- _Problem_: Exact copies of all records below are needed.

####

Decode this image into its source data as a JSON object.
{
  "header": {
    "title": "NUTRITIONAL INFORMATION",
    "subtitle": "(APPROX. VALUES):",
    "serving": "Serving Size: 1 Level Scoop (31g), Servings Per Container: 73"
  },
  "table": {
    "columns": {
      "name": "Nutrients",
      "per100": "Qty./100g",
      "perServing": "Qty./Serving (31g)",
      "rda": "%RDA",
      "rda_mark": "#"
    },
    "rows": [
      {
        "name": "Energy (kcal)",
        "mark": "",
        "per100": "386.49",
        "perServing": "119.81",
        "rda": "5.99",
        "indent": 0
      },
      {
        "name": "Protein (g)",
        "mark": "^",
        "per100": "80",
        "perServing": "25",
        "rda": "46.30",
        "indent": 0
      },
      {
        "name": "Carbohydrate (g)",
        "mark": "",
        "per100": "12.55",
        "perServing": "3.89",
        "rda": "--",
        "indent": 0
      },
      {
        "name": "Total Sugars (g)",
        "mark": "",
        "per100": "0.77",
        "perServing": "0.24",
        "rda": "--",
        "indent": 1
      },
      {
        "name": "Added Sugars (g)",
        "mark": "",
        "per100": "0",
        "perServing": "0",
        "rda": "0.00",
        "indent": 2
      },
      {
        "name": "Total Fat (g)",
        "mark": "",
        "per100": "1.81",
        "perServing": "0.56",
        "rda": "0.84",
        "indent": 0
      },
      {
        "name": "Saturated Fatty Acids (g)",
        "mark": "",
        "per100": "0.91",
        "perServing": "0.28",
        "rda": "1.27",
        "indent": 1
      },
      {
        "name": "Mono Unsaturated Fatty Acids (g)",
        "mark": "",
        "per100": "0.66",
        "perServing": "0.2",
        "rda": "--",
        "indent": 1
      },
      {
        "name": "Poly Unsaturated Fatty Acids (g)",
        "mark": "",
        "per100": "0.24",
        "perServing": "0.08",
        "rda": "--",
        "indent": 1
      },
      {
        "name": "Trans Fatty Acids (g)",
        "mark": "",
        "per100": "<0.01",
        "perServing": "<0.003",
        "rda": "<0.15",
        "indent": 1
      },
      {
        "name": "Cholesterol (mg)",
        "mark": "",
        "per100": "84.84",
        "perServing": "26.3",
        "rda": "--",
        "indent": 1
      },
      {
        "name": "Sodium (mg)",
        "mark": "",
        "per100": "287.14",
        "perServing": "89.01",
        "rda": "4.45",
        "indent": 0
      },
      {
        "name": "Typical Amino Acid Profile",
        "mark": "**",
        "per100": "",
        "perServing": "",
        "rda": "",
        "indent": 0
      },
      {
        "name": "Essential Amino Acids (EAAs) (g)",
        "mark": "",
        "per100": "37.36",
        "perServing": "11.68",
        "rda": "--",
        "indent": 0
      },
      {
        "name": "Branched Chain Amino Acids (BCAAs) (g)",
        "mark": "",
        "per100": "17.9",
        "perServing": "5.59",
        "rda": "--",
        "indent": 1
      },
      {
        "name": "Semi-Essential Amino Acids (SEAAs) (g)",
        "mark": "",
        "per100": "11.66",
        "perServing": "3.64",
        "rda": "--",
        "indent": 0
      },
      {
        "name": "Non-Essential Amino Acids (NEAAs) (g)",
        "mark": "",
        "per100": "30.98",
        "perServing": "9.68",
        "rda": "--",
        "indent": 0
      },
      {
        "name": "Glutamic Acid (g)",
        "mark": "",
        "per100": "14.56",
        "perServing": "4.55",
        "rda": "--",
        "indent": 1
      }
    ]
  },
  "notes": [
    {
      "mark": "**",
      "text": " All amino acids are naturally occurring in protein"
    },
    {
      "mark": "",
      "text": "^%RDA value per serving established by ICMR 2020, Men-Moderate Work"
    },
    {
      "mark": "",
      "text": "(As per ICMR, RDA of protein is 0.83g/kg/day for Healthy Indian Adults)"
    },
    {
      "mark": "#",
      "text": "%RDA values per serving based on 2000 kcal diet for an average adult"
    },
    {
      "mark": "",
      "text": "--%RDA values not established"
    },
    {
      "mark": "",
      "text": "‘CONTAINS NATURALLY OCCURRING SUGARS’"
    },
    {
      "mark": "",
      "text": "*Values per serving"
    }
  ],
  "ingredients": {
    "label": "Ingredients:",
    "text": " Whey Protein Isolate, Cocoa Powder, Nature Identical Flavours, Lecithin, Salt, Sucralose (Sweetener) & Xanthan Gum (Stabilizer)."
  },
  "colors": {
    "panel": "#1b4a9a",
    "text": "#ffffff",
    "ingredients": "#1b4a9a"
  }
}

####

- _Output below_:
Decode this image into its source data as a JSON object.
{
  "header": {
    "title": "NUTRITIONAL INFORMATION",
    "subtitle": "(APPROX. VALUES):",
    "serving": "Serving Size: 1 Level Scoop (31g), Servings Per Container: 73"
  },
  "table": {
    "columns": {
      "name": "Nutrients",
      "per100": "Qty./100g",
      "perServing": "Qty./Serving (31g)",
      "rda": "%RDA",
      "rda_mark": "#"
    },
    "rows": [
      {
        "name": "Energy (kcal)",
        "mark": "",
        "per100": "386.49",
        "perServing": "119.81",
        "rda": "5.99",
        "indent": 0
      },
      {
        "name": "Protein (g)",
        "mark": "^",
        "per100": "80",
        "perServing": "25",
        "rda": "46.30",
        "indent": 0
      },
      {
        "name": "Carbohydrate (g)",
        "mark": "",
        "per100": "12.55",
        "perServing": "3.89",
        "rda": "--",
        "indent": 0
      },
      {
        "name": "Total Sugars (g)",
        "mark": "",
        "per100": "0.77",
        "perServing": "0.24",
        "rda": "--",
        "indent": 1
      },
      {
        "name": "Added Sugars (g)",
        "mark": "",
        "per100": "0",
        "perServing": "0",
        "rda": "0.00",
        "indent": 2
      },
      {
        "name": "Total Fat (g)",
        "mark": "",
        "per100": "1.81",
        "perServing": "0.56",
        "rda": "0.84",
        "indent": 0
      },
      {
        "name": "Saturated Fatty Acids (g)",
        "mark": "",
        "per100": "0.91",
        "perServing": "0.28",
        "rda": "1.27",
        "indent": 1
      },
      {
        "name": "Mono Unsaturated Fatty Acids (g)",
        "mark": "",
        "per100": "0.66",
        "perServing": "0.2",
        "rda": "--",
        "indent": 1
      },
      {
        "name": "Poly Unsaturated Fatty Acids (g)",
        "mark": "",
        "per100": "0.24",
        "perServing": "0.08",
        "rda": "--",
        "indent": 1
      },
      {
        "name": "Trans Fatty Acids (g)",
        "mark": "",
        "per100": "<0.01",
        "perServing": "<0.003",
        "rda": "<0.15",
        "indent": 1
      },
      {
        "name": "Cholesterol (mg)",
        "mark": "",
        "per100": "84.84",
        "perServing": "26.3",
        "rda": "--",
        "indent": 1
      },
      {
        "name": "Sodium (mg)",
        "mark": "",
        "per100": "287.14",
        "perServing": "89.01",
        "rda": "4.45",
        "indent": 0
      },
      {
        "name": "Typical Amino Acid Profile",
        "mark": "**",
        "per100": "",
        "perServing": "",
        "rda": "",
        "indent": 0
      },
      {
        "name": "Essential Amino Acids (EAAs) (g)",
        "mark": "",
        "per100": "37.36",
        "perServing": "11.68",
        "rda": "--",
        "indent": 0
      },
      {
        "name": "Branched Chain Amino Acids (BCAAs) (g)",
        "mark": "",
        "per100": "17.9",
        "perServing": "5.59",
        "rda": "--",
        "indent": 1
      },
      {
        "name": "Semi-Essential Amino Acids (SEAAs) (g)",
        "mark": "",
        "per100": "11.66",
        "perServing": "3.64",
        "rda": "--",
        "indent": 0
      },
      {
        "name": "Non-Essential Amino Acids (NEAAs) (g)",
        "mark": "",
        "per100": "30.98",
        "perServing": "9.68",
        "rda": "--",
        "indent": 0
      },
      {
        "name": "Glutamic Acid (g)",
        "mark": "",
        "per100": "14.56",
        "perServing": "4.55",
        "rda": "--",
        "indent": 1
      }
    ]
  },
  "notes": [
    {
      "mark": "**",
      "text": " All amino acids are naturally occurring in protein"
    },
    {
      "mark": "",
      "text": "^%RDA value per serving established by ICMR 2020, Men-Moderate Work"
    },
    {
      "mark": "",
      "text": "(As per ICMR, RDA of protein is 0.83g/kg/day for Healthy Indian Adults)"
    },
    {
      "mark": "#",
      "text": "%RDA values per serving based on 2000 kcal diet for an average adult"
    },
    {
      "mark": "",
      "text": "--%RDA values not established"
    },
    {
      "mark": "",
      "text": "‘CONTAINS NATURALLY OCCURRING SUGARS’"
    },
    {
      "mark": "",
      "text": "*Values per serving"
    }
  ],
  "ingredients": {
    "label": "Ingredients:",
    "text": " Whey Protein Isolate, Cocoa Powder, Nature Identical Flavours, Lecithin, Salt, Sucralose (Sweetener) & Xanthan Gum (Stabilizer)."
  },
  "colors": {
    "panel": "#1b4a9a",
    "text": "#ffffff",
    "ingredients": "#1b4a9a"
  }
}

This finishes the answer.